• AIM:
Restate the full set of records exactly, without adding or dropping a word.

• TASK INPUTS:

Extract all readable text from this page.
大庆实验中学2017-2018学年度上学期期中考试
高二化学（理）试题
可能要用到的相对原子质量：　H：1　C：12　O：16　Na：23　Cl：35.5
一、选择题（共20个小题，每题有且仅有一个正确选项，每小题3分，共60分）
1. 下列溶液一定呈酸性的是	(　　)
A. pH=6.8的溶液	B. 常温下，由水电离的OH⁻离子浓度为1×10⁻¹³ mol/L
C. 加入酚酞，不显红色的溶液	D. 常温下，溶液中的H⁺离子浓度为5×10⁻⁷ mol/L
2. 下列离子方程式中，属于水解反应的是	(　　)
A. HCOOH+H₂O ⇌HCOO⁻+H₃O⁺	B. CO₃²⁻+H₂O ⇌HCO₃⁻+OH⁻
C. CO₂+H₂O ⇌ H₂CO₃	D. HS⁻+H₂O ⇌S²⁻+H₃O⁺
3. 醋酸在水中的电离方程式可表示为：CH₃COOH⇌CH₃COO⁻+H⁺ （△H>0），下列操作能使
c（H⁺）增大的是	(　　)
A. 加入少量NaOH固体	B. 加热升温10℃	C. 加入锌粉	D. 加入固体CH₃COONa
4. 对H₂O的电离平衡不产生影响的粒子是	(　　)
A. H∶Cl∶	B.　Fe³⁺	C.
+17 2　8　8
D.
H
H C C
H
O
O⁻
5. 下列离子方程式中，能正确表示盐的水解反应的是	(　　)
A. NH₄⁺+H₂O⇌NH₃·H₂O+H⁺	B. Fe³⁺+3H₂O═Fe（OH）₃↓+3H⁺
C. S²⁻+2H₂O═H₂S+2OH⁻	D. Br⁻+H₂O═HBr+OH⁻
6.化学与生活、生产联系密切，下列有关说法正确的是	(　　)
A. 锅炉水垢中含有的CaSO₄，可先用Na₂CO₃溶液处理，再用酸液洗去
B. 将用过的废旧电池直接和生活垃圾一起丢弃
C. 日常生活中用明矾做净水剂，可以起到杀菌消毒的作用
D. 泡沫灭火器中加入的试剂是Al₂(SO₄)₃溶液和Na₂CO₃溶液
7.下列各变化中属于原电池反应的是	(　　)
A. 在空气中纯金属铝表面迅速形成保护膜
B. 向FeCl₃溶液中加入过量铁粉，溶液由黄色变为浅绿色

• RESPONSE TO THIS TASK:
Extract all readable text from this page.
大庆实验中学2017-2018学年度上学期期中考试
高二化学（理）试题
可能要用到的相对原子质量：　H：1　C：12　O：16　Na：23　Cl：35.5
一、选择题（共20个小题，每题有且仅有一个正确选项，每小题3分，共60分）
1. 下列溶液一定呈酸性的是	(　　)
A. pH=6.8的溶液	B. 常温下，由水电离的OH⁻离子浓度为1×10⁻¹³ mol/L
C. 加入酚酞，不显红色的溶液	D. 常温下，溶液中的H⁺离子浓度为5×10⁻⁷ mol/L
2. 下列离子方程式中，属于水解反应的是	(　　)
A. HCOOH+H₂O ⇌HCOO⁻+H₃O⁺	B. CO₃²⁻+H₂O ⇌HCO₃⁻+OH⁻
C. CO₂+H₂O ⇌ H₂CO₃	D. HS⁻+H₂O ⇌S²⁻+H₃O⁺
3. 醋酸在水中的电离方程式可表示为：CH₃COOH⇌CH₃COO⁻+H⁺ （△H>0），下列操作能使
c（H⁺）增大的是	(　　)
A. 加入少量NaOH固体	B. 加热升温10℃	C. 加入锌粉	D. 加入固体CH₃COONa
4. 对H₂O的电离平衡不产生影响的粒子是	(　　)
A. H∶Cl∶	B.　Fe³⁺	C.
+17 2　8　8
D.
H
H C C
H
O
O⁻
5. 下列离子方程式中，能正确表示盐的水解反应的是	(　　)
A. NH₄⁺+H₂O⇌NH₃·H₂O+H⁺	B. Fe³⁺+3H₂O═Fe（OH）₃↓+3H⁺
C. S²⁻+2H₂O═H₂S+2OH⁻	D. Br⁻+H₂O═HBr+OH⁻
6.化学与生活、生产联系密切，下列有关说法正确的是	(　　)
A. 锅炉水垢中含有的CaSO₄，可先用Na₂CO₃溶液处理，再用酸液洗去
B. 将用过的废旧电池直接和生活垃圾一起丢弃
C. 日常生活中用明矾做净水剂，可以起到杀菌消毒的作用
D. 泡沫灭火器中加入的试剂是Al₂(SO₄)₃溶液和Na₂CO₃溶液
7.下列各变化中属于原电池反应的是	(　　)
A. 在空气中纯金属铝表面迅速形成保护膜
B. 向FeCl₃溶液中加入过量铁粉，溶液由黄色变为浅绿色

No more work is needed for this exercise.